* Extracted text *
────────

(Continuous) Data Examination

Data Examination #

Demo

  • Dataset: This use case considers a corpus of 59,989 documents from a historical literary collection: Text Creation Partnership (TCP) transcriptions of the Early English Books Online (EEBO). The data counts the 500 most common English words in each document. For the experiment, we took a random sample of 2500 documents, and held out 30% using stratified sampling.

  • Classifiers: We construct classifiers that determine whether a document is written after 1642 based on the 500 most common words in the corpus. We constructed random forest (RF) and logistic regression classifiers (LR), with and without applying corrections for class skew.

  • Walkthrough: While ground truth is known, effective classifiers can help understand how word usage changed at this critical date that marks the beginning of the English Civil War. The collection is skewed (only 25% of the documents were written before 1642). Therefore, we prefer MCC as a correctness metric.

────────

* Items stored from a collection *
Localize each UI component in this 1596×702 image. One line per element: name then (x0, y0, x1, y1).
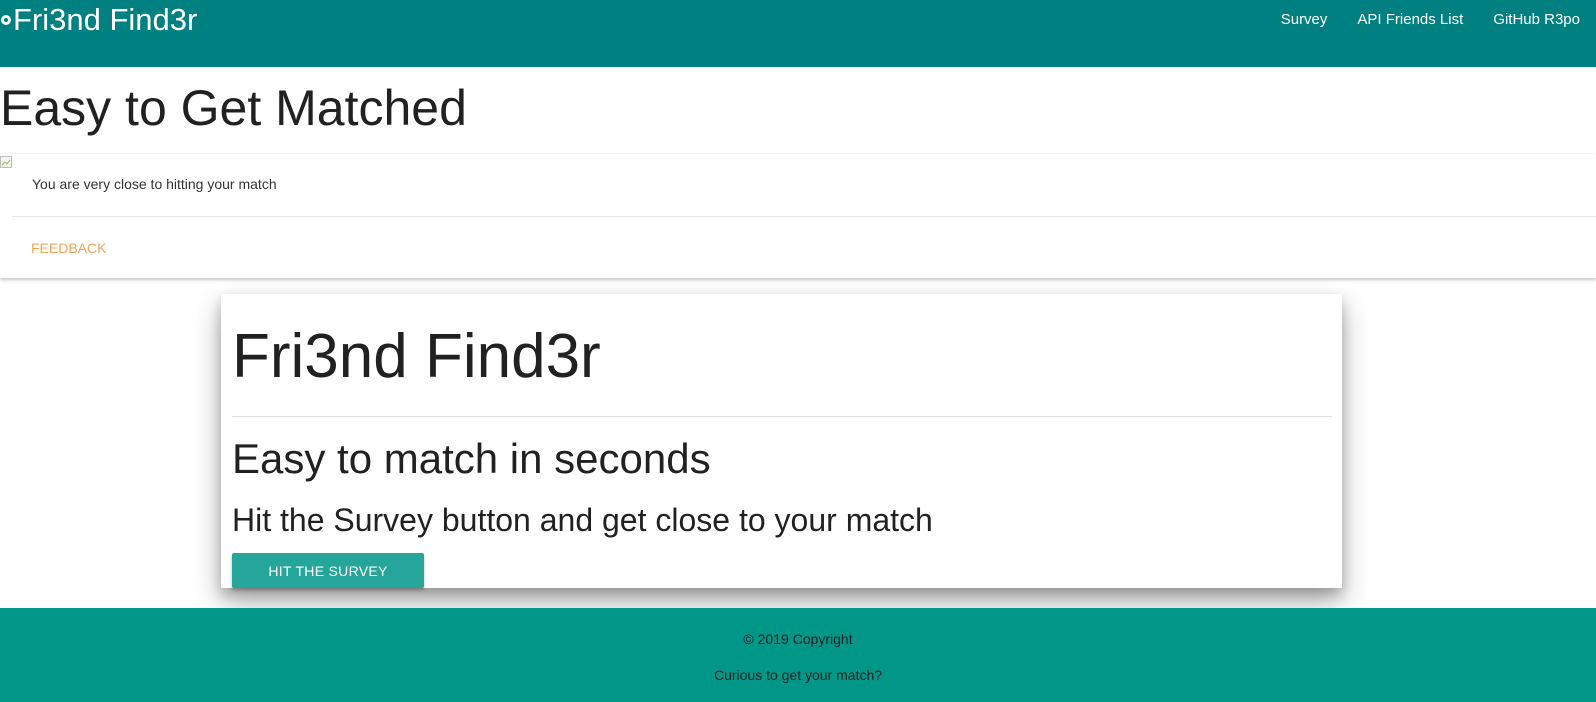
footer-cta: Curious to get your match? (713, 667, 883, 683)
page-title: Easy to Get Matched (0, 80, 467, 136)
jumbotron-lead: Hit the Survey button and get close to y… (232, 502, 933, 538)
hit-the-survey-button[interactable]: HIT THE SURVEY (232, 553, 424, 588)
footer-copyright: © 2019 Copyright (743, 631, 853, 647)
nav-link-survey[interactable]: Survey (1266, 11, 1343, 29)
nav-link-api-friends-list[interactable]: API Friends List (1342, 11, 1478, 29)
card-divider (12, 216, 1596, 217)
brand-link[interactable]: Fri3nd Find3r (0, 2, 197, 38)
feedback-link[interactable]: FEEDBACK (31, 240, 106, 256)
logo-icon (1, 15, 11, 25)
top-navbar: Fri3nd Find3r Survey API Friends List Gi… (0, 0, 1596, 67)
brand-name: Fri3nd Find3r (13, 2, 198, 37)
page-footer: © 2019 Copyright Curious to get your mat… (0, 608, 1596, 702)
nav-links: Survey API Friends List GitHub R3po (1266, 11, 1596, 29)
nav-link-github-repo[interactable]: GitHub R3po (1478, 11, 1596, 29)
jumbotron-subtitle: Easy to match in seconds (232, 435, 711, 482)
jumbotron-divider (232, 416, 1332, 417)
jumbotron: Fri3nd Find3r Easy to match in seconds H… (221, 294, 1342, 588)
info-card: You are very close to hitting your match… (0, 154, 1596, 278)
broken-image-icon (0, 156, 12, 168)
jumbotron-title: Fri3nd Find3r (232, 322, 601, 391)
card-text: You are very close to hitting your match (32, 176, 277, 192)
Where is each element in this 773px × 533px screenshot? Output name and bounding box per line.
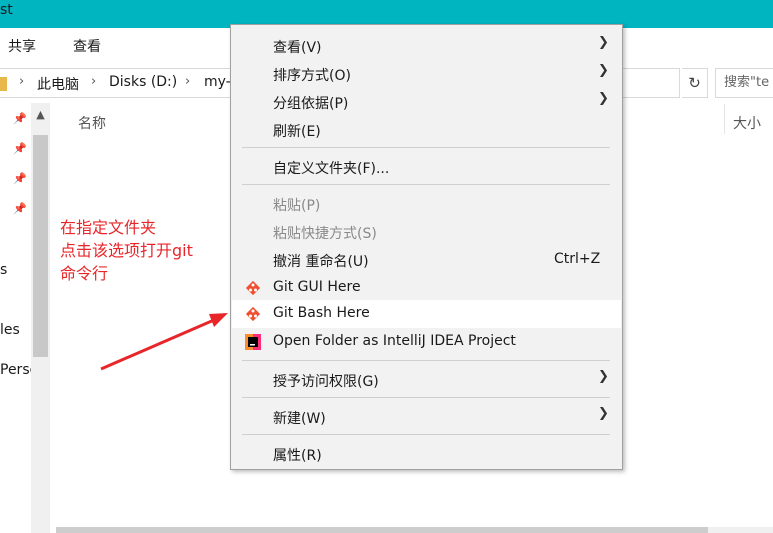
menu-item-git-gui[interactable]: Git GUI Here bbox=[232, 274, 621, 302]
menu-item-intellij[interactable]: Open Folder as IntelliJ IDEA Project bbox=[232, 328, 621, 356]
menu-item-git-bash[interactable]: Git Bash Here bbox=[232, 300, 621, 328]
menu-item-label: 属性(R) bbox=[273, 448, 322, 464]
chevron-right-icon: ❯ bbox=[598, 369, 609, 384]
menu-item-group[interactable]: 分组依据(P) ❯ bbox=[232, 88, 621, 116]
menu-item-view[interactable]: 查看(V) ❯ bbox=[232, 32, 621, 60]
menu-item-undo-rename[interactable]: 撤消 重命名(U) Ctrl+Z bbox=[232, 246, 621, 274]
menu-item-label: 粘贴(P) bbox=[273, 198, 321, 214]
menu-item-sort[interactable]: 排序方式(O) ❯ bbox=[232, 60, 621, 88]
menu-item-paste: 粘贴(P) bbox=[232, 190, 621, 218]
menu-item-refresh[interactable]: 刷新(E) bbox=[232, 116, 621, 144]
menu-item-label: 粘贴快捷方式(S) bbox=[273, 226, 377, 242]
menu-item-label: Git GUI Here bbox=[273, 279, 361, 295]
chevron-right-icon: ❯ bbox=[598, 63, 609, 78]
chevron-right-icon: ❯ bbox=[598, 406, 609, 421]
menu-item-properties[interactable]: 属性(R) bbox=[232, 440, 621, 468]
menu-item-customize-folder[interactable]: 自定义文件夹(F)... bbox=[232, 153, 621, 181]
menu-item-label: 排序方式(O) bbox=[273, 68, 351, 84]
menu-item-label: Open Folder as IntelliJ IDEA Project bbox=[273, 333, 516, 349]
menu-item-label: 查看(V) bbox=[273, 40, 322, 56]
menu-item-paste-shortcut: 粘贴快捷方式(S) bbox=[232, 218, 621, 246]
chevron-right-icon: ❯ bbox=[598, 91, 609, 106]
menu-separator bbox=[242, 397, 610, 398]
menu-separator bbox=[242, 147, 610, 148]
menu-item-label: 新建(W) bbox=[273, 411, 326, 427]
menu-item-label: 授予访问权限(G) bbox=[273, 374, 379, 390]
menu-item-new[interactable]: 新建(W) ❯ bbox=[232, 403, 621, 431]
menu-separator bbox=[242, 360, 610, 361]
menu-item-label: 自定义文件夹(F)... bbox=[273, 161, 390, 177]
menu-separator bbox=[242, 434, 610, 435]
git-icon bbox=[245, 306, 261, 322]
intellij-icon bbox=[245, 334, 261, 350]
menu-item-label: 撤消 重命名(U) bbox=[273, 254, 369, 270]
chevron-right-icon: ❯ bbox=[598, 35, 609, 50]
menu-item-label: 刷新(E) bbox=[273, 124, 321, 140]
git-icon bbox=[245, 280, 261, 296]
shortcut-label: Ctrl+Z bbox=[554, 251, 601, 267]
menu-separator bbox=[242, 184, 610, 185]
menu-item-grant-access[interactable]: 授予访问权限(G) ❯ bbox=[232, 366, 621, 394]
menu-item-label: 分组依据(P) bbox=[273, 96, 349, 112]
context-menu: 查看(V) ❯ 排序方式(O) ❯ 分组依据(P) ❯ 刷新(E) 自定义文件夹… bbox=[230, 24, 623, 470]
menu-item-label: Git Bash Here bbox=[273, 305, 370, 321]
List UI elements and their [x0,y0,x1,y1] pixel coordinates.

────────

* Task list *
#1 Rewrite the data examination page, everything from "(Continuous) Data Examination" down to "using stratified sampling.", swapping "random sample" for "random subset".
#2 Supply the next part of the data examination page, picking up after its final sentence.

* Responses to the tasks *
#1
(Continuous) Data Examination

Data Examination #

Demo

  • Dataset: This use case considers a corpus of 59,989 documents from a historical literary collection: Text Creation Partnership (TCP) transcriptions of the Early English Books Online (EEBO). The data counts the 500 most common English words in each document. For the experiment, we took a random subset of 2500 documents, and held out 30% using stratified sampling.

#2
    Based on Performance Overall view, the random forest classifiers achieve worse performance with the default (.5) threshold on the test set.

    cdata-1.png

    Since we prefer to using MCC as correctness metric, we need to set classifiers' thresholds based on their MCC values. Using the Bandwidth Assessment view we can choose the threshold that optimizes MCC for each classifier.

    cdata-2.png

    Based on our findings in Bandwidth Assessment view, we set all classifiers' thresholds as .7 (the following graph shows the how MCC changes with threhsold of classifier rf).

    cdata-3.png

    Now, we can tell that after choosing the threshold that achieves the highest MCC for each classifier, the RF classifiers have the best performance across metrics.

    cdata-4.png

    However, this optimized performance may be specific to the test set. To provide a check against overfitting, we use CBoxer’s bootstrap sampling feature to create 10 new testing sets from the original (the following graph shows how to use Instance Sampling panel to create samples) and see that the results do not change. While the precise values of threshold and metrics may change, in all cases, RF beats LR.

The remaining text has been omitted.